### DATA SECTION ###
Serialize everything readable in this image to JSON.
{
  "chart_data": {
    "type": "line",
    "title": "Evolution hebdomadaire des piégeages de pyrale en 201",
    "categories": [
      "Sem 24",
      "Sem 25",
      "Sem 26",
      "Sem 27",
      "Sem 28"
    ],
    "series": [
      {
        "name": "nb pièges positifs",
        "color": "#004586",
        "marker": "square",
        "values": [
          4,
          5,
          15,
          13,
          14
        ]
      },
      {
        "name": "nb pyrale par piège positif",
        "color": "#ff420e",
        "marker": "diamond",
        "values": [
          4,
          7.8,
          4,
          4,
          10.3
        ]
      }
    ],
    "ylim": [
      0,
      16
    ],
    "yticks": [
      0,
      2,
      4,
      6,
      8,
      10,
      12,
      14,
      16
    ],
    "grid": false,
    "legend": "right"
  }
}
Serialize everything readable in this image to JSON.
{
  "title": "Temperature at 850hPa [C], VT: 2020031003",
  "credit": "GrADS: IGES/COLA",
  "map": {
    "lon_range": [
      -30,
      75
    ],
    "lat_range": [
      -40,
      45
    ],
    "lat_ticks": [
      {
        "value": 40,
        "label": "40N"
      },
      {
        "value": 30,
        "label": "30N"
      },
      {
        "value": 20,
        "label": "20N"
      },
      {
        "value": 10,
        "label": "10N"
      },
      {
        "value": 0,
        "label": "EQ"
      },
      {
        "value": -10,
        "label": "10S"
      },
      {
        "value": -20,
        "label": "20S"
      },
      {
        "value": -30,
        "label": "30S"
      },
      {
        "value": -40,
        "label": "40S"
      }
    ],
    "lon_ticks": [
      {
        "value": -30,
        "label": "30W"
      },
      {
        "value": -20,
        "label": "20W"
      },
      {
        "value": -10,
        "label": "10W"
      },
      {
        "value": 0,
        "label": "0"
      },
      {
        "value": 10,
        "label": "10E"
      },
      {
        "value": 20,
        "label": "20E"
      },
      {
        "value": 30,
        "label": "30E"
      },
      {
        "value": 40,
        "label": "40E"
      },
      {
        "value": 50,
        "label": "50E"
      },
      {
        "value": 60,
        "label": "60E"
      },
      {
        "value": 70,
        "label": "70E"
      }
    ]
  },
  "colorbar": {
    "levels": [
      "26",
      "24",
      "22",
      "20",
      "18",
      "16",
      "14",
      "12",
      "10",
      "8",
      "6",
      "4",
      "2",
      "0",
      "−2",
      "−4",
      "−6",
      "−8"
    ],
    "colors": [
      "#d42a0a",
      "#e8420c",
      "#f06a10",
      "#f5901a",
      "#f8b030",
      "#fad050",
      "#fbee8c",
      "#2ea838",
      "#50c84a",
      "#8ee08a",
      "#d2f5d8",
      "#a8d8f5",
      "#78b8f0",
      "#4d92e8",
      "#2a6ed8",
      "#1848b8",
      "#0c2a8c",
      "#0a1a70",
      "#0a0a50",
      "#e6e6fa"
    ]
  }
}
###
◆ WRITTEN TASK:
Write out the complete set of records exactly as given.

◆ TASK RESPONSE:
Serialize everything readable in this image to JSON.
{
  "chart_data": {
    "type": "line",
    "title": "Evolution hebdomadaire des piégeages de pyrale en 201",
    "categories": [
      "Sem 24",
      "Sem 25",
      "Sem 26",
      "Sem 27",
      "Sem 28"
    ],
    "series": [
      {
        "name": "nb pièges positifs",
        "color": "#004586",
        "marker": "square",
        "values": [
          4,
          5,
          15,
          13,
          14
        ]
      },
      {
        "name": "nb pyrale par piège positif",
        "color": "#ff420e",
        "marker": "diamond",
        "values": [
          4,
          7.8,
          4,
          4,
          10.3
        ]
      }
    ],
    "ylim": [
      0,
      16
    ],
    "yticks": [
      0,
      2,
      4,
      6,
      8,
      10,
      12,
      14,
      16
    ],
    "grid": false,
    "legend": "right"
  }
}
Serialize everything readable in this image to JSON.
{
  "title": "Temperature at 850hPa [C], VT: 2020031003",
  "credit": "GrADS: IGES/COLA",
  "map": {
    "lon_range": [
      -30,
      75
    ],
    "lat_range": [
      -40,
      45
    ],
    "lat_ticks": [
      {
        "value": 40,
        "label": "40N"
      },
      {
        "value": 30,
        "label": "30N"
      },
      {
        "value": 20,
        "label": "20N"
      },
      {
        "value": 10,
        "label": "10N"
      },
      {
        "value": 0,
        "label": "EQ"
      },
      {
        "value": -10,
        "label": "10S"
      },
      {
        "value": -20,
        "label": "20S"
      },
      {
        "value": -30,
        "label": "30S"
      },
      {
        "value": -40,
        "label": "40S"
      }
    ],
    "lon_ticks": [
      {
        "value": -30,
        "label": "30W"
      },
      {
        "value": -20,
        "label": "20W"
      },
      {
        "value": -10,
        "label": "10W"
      },
      {
        "value": 0,
        "label": "0"
      },
      {
        "value": 10,
        "label": "10E"
      },
      {
        "value": 20,
        "label": "20E"
      },
      {
        "value": 30,
        "label": "30E"
      },
      {
        "value": 40,
        "label": "40E"
      },
      {
        "value": 50,
        "label": "50E"
      },
      {
        "value": 60,
        "label": "60E"
      },
      {
        "value": 70,
        "label": "70E"
      }
    ]
  },
  "colorbar": {
    "levels": [
      "26",
      "24",
      "22",
      "20",
      "18",
      "16",
      "14",
      "12",
      "10",
      "8",
      "6",
      "4",
      "2",
      "0",
      "−2",
      "−4",
      "−6",
      "−8"
    ],
    "colors": [
      "#d42a0a",
      "#e8420c",
      "#f06a10",
      "#f5901a",
      "#f8b030",
      "#fad050",
      "#fbee8c",
      "#2ea838",
      "#50c84a",
      "#8ee08a",
      "#d2f5d8",
      "#a8d8f5",
      "#78b8f0",
      "#4d92e8",
      "#2a6ed8",
      "#1848b8",
      "#0c2a8c",
      "#0a1a70",
      "#0a0a50",
      "#e6e6fa"
    ]
  }
}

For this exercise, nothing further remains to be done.